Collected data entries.
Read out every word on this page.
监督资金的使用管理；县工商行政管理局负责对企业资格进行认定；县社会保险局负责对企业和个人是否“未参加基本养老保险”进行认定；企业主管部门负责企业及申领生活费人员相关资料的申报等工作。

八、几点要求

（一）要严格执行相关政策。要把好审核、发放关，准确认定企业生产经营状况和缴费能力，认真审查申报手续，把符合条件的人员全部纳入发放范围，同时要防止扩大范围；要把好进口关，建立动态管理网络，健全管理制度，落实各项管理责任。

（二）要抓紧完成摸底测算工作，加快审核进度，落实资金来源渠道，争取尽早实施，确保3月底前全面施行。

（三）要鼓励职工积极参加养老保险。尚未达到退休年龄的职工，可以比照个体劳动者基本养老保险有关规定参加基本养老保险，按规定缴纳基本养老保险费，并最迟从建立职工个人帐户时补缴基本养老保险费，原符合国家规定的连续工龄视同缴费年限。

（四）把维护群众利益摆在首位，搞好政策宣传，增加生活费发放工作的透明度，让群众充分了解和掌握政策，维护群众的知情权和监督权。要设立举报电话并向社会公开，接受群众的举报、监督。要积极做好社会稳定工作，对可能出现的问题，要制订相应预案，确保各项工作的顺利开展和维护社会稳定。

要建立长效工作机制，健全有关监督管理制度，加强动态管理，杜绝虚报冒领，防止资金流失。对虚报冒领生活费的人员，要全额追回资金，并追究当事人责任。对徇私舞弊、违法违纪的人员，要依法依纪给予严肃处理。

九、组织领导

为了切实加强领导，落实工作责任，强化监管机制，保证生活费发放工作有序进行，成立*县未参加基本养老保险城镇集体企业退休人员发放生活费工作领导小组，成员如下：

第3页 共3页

JOB.
Copy out all of the records above with nothing altered.

FULL OUTPUT.
Read out every word on this page.
监督资金的使用管理；县工商行政管理局负责对企业资格进行认定；县社会保险局负责对企业和个人是否“未参加基本养老保险”进行认定；企业主管部门负责企业及申领生活费人员相关资料的申报等工作。

八、几点要求

（一）要严格执行相关政策。要把好审核、发放关，准确认定企业生产经营状况和缴费能力，认真审查申报手续，把符合条件的人员全部纳入发放范围，同时要防止扩大范围；要把好进口关，建立动态管理网络，健全管理制度，落实各项管理责任。

（二）要抓紧完成摸底测算工作，加快审核进度，落实资金来源渠道，争取尽早实施，确保3月底前全面施行。

（三）要鼓励职工积极参加养老保险。尚未达到退休年龄的职工，可以比照个体劳动者基本养老保险有关规定参加基本养老保险，按规定缴纳基本养老保险费，并最迟从建立职工个人帐户时补缴基本养老保险费，原符合国家规定的连续工龄视同缴费年限。

（四）把维护群众利益摆在首位，搞好政策宣传，增加生活费发放工作的透明度，让群众充分了解和掌握政策，维护群众的知情权和监督权。要设立举报电话并向社会公开，接受群众的举报、监督。要积极做好社会稳定工作，对可能出现的问题，要制订相应预案，确保各项工作的顺利开展和维护社会稳定。

要建立长效工作机制，健全有关监督管理制度，加强动态管理，杜绝虚报冒领，防止资金流失。对虚报冒领生活费的人员，要全额追回资金，并追究当事人责任。对徇私舞弊、违法违纪的人员，要依法依纪给予严肃处理。

九、组织领导

为了切实加强领导，落实工作责任，强化监管机制，保证生活费发放工作有序进行，成立*县未参加基本养老保险城镇集体企业退休人员发放生活费工作领导小组，成员如下：

第3页 共3页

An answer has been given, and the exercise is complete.